▶ [TASK]: Put only the lines of the data below, from the line containing "panel-data <box>73 200 585 289</box>" through the line containing "series-blue-line <box>73 200 585 247</box>", into a JSON list of strings, one string per line, with blank lines left out.

▶ [DATA TO PROCESS]:
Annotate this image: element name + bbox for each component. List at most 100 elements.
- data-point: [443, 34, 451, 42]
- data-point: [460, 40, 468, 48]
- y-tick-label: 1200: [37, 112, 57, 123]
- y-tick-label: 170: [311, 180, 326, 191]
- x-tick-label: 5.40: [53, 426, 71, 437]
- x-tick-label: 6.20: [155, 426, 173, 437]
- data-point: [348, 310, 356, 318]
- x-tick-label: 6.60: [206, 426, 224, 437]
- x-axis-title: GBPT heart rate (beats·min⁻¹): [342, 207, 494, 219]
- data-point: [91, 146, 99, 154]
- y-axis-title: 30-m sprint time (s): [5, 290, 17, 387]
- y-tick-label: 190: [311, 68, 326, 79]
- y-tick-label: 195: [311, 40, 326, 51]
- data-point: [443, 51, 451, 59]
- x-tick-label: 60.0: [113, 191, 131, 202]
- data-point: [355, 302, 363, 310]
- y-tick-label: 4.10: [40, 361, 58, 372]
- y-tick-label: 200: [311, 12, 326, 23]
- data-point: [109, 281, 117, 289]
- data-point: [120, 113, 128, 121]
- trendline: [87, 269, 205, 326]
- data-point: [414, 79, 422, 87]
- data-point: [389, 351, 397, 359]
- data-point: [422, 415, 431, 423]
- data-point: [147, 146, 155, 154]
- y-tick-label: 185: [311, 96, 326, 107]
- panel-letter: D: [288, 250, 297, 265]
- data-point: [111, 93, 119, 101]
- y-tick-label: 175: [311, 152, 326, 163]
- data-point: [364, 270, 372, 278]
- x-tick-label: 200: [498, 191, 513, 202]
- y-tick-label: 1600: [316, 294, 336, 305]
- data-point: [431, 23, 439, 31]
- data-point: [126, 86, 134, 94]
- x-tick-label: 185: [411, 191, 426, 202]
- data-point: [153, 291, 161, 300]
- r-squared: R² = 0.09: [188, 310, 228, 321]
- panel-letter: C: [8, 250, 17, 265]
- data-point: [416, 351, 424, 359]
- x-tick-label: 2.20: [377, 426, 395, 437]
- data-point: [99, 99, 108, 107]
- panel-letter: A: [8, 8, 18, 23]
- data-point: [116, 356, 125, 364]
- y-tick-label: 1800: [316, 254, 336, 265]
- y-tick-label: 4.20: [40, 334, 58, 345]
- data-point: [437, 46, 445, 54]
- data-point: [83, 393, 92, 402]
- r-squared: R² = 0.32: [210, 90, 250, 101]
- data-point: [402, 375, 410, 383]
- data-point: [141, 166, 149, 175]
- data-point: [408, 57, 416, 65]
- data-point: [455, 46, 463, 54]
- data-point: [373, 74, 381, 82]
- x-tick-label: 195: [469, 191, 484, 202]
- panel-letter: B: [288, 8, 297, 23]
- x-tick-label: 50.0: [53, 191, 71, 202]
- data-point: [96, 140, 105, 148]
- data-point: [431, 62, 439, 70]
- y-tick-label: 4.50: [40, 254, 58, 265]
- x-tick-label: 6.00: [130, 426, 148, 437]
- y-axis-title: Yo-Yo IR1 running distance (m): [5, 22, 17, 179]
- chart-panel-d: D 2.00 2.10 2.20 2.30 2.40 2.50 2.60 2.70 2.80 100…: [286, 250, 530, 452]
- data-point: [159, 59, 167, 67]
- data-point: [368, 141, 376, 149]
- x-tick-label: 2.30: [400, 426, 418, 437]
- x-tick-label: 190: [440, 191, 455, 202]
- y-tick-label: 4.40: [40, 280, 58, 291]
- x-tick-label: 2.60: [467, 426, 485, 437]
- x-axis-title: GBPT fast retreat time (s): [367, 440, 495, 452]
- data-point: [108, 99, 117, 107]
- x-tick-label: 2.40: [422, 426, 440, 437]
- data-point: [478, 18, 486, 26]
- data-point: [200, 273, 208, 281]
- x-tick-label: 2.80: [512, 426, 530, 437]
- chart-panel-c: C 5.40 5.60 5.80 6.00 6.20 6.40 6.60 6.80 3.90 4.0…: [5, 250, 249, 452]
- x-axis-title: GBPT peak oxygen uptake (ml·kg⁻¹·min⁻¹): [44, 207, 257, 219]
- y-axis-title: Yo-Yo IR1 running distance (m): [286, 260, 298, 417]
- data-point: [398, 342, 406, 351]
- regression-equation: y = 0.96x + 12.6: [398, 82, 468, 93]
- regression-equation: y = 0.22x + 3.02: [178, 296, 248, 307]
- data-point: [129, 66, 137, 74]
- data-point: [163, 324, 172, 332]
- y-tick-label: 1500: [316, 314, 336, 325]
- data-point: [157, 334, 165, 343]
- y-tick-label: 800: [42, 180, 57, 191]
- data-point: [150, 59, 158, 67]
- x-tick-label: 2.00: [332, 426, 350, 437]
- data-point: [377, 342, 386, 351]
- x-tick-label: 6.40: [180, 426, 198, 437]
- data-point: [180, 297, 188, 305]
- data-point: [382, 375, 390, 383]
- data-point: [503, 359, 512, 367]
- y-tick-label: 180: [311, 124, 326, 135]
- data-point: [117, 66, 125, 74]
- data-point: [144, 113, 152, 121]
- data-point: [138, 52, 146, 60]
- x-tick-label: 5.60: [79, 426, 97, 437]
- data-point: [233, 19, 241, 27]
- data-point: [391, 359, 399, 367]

--

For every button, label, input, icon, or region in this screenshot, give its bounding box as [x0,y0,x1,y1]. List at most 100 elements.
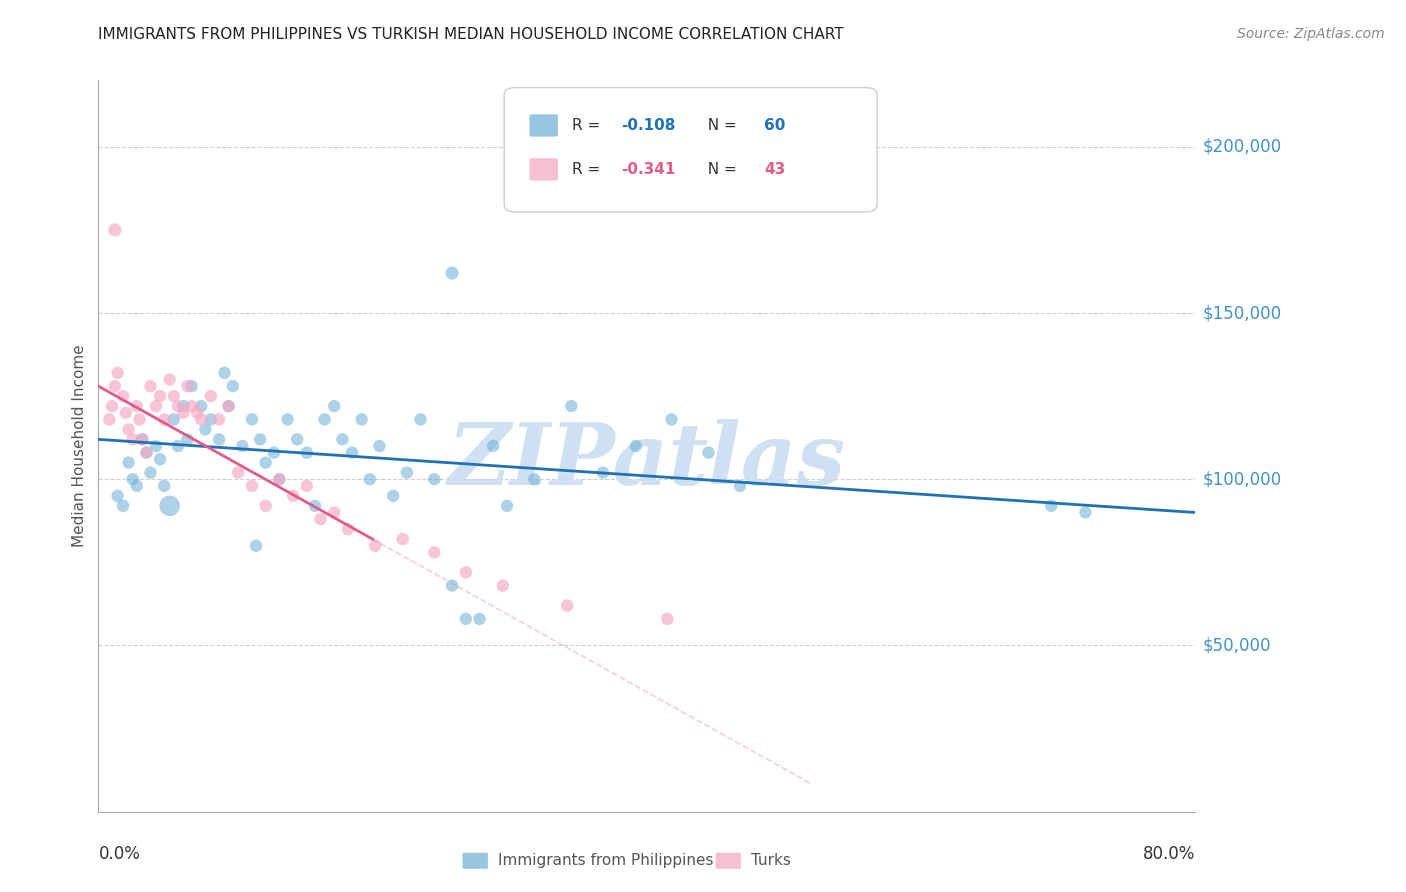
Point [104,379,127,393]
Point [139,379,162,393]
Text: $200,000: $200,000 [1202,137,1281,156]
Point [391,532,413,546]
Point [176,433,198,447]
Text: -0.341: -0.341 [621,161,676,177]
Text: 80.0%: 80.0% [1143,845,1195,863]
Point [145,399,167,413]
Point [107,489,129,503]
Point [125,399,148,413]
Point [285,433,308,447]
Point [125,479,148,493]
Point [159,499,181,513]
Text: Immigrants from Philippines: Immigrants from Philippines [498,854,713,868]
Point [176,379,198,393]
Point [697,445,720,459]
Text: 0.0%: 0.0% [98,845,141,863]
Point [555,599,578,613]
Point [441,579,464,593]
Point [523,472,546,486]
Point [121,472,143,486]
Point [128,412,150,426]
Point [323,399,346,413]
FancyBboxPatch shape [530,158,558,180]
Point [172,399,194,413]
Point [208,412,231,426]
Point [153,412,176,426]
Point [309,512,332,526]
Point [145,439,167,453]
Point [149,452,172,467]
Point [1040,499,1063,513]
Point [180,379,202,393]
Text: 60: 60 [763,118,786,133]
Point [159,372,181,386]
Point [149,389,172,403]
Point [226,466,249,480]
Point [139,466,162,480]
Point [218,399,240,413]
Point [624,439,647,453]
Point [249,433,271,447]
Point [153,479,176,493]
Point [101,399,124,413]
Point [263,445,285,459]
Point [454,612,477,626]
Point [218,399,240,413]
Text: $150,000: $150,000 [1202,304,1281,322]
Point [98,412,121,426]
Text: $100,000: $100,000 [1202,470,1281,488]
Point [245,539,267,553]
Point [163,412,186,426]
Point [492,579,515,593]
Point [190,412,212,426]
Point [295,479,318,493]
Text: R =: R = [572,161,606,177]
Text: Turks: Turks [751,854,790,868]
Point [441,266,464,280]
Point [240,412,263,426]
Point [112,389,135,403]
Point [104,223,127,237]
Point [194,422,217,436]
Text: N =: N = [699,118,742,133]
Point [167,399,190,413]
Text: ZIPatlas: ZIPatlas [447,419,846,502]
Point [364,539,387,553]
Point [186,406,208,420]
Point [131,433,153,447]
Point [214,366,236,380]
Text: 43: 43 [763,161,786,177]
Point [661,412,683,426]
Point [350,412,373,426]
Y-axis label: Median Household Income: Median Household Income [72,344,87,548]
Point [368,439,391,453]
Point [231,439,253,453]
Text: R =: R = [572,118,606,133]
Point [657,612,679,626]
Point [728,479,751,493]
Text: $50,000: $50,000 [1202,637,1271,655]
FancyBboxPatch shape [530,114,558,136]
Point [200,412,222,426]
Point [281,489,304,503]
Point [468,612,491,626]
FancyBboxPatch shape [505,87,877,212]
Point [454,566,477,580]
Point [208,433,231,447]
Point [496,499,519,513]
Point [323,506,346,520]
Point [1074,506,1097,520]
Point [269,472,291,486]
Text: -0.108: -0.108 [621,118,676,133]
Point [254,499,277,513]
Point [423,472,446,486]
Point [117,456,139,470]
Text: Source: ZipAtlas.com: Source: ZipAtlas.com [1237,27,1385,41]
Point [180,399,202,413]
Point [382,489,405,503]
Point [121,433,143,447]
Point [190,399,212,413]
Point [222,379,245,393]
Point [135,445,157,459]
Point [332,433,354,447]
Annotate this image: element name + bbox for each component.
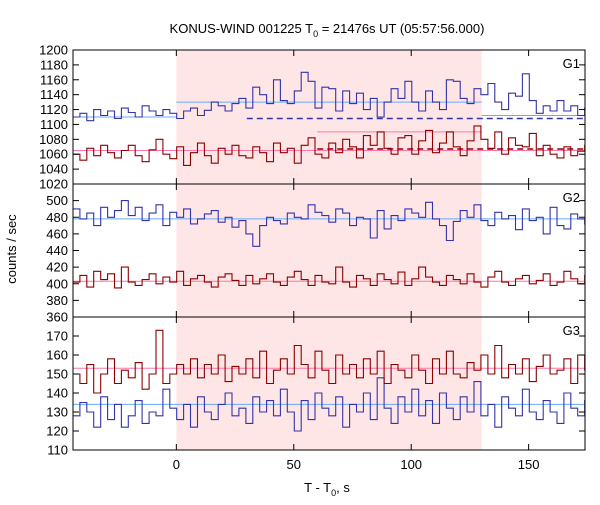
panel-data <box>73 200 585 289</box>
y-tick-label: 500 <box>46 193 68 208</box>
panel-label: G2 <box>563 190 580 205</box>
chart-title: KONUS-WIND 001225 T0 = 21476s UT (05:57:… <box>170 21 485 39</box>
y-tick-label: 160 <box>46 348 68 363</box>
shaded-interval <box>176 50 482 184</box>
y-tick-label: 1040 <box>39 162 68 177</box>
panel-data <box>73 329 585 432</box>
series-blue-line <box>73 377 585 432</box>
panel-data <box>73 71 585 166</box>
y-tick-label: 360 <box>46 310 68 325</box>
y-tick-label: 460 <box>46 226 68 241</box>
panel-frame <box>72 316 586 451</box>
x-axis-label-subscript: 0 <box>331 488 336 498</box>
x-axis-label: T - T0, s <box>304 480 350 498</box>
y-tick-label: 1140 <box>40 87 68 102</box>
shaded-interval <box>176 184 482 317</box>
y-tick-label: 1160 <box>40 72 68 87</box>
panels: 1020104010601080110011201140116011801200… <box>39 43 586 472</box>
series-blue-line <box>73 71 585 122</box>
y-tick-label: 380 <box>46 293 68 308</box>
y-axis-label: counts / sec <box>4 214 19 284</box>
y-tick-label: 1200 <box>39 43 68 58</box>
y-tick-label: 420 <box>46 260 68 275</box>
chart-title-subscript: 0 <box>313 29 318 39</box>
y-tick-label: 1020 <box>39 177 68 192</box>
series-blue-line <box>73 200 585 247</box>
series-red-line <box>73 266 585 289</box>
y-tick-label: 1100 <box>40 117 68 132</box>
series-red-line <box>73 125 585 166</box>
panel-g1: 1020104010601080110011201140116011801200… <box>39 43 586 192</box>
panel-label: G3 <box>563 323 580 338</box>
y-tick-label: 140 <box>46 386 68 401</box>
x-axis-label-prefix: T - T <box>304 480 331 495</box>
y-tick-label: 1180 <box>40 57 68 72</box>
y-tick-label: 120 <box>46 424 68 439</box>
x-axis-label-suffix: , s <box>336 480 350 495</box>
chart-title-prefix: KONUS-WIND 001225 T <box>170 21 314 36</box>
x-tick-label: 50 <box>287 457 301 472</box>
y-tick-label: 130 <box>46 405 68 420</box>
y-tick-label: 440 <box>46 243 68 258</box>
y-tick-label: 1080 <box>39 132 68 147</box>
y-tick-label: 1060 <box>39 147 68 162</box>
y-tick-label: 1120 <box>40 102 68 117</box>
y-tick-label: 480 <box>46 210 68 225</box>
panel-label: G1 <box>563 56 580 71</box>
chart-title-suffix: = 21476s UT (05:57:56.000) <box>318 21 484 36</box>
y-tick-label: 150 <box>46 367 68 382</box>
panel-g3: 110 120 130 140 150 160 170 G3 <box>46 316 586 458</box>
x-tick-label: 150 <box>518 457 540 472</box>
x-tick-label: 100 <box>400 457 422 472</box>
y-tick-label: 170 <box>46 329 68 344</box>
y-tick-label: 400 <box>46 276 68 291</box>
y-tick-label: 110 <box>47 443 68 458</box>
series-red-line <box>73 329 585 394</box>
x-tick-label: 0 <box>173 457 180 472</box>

▶ [COMPLETE ANSWER]:
[
  "panel-data <box>73 200 585 289</box>",
  "y-tick-label: 500 <box>46 193 68 208</box>",
  "panel-label: G2 <box>563 190 580 205</box>",
  "chart-title: KONUS-WIND 001225 T0 = 21476s UT (05:57:… <box>170 21 485 39</box>",
  "y-tick-label: 160 <box>46 348 68 363</box>",
  "shaded-interval <box>176 50 482 184</box>",
  "y-tick-label: 1040 <box>39 162 68 177</box>",
  "panel-data <box>73 329 585 432</box>",
  "series-blue-line <box>73 377 585 432</box>",
  "panel-data <box>73 71 585 166</box>",
  "y-tick-label: 360 <box>46 310 68 325</box>",
  "y-tick-label: 460 <box>46 226 68 241</box>",
  "panel-frame <box>72 316 586 451</box>",
  "x-axis-label-subscript: 0 <box>331 488 336 498</box>",
  "x-axis-label: T - T0, s <box>304 480 350 498</box>",
  "y-tick-label: 1140 <box>40 87 68 102</box>",
  "shaded-interval <box>176 184 482 317</box>",
  "y-tick-label: 1160 <box>40 72 68 87</box>",
  "panels: 1020104010601080110011201140116011801200… <box>39 43 586 472</box>",
  "series-blue-line <box>73 71 585 122</box>",
  "y-tick-label: 380 <box>46 293 68 308</box>",
  "y-axis-label: counts / sec <box>4 214 19 284</box>",
  "y-tick-label: 1200 <box>39 43 68 58</box>",
  "y-tick-label: 420 <box>46 260 68 275</box>",
  "chart-title-subscript: 0 <box>313 29 318 39</box>",
  "y-tick-label: 1020 <box>39 177 68 192</box>",
  "series-blue-line <box>73 200 585 247</box>"
]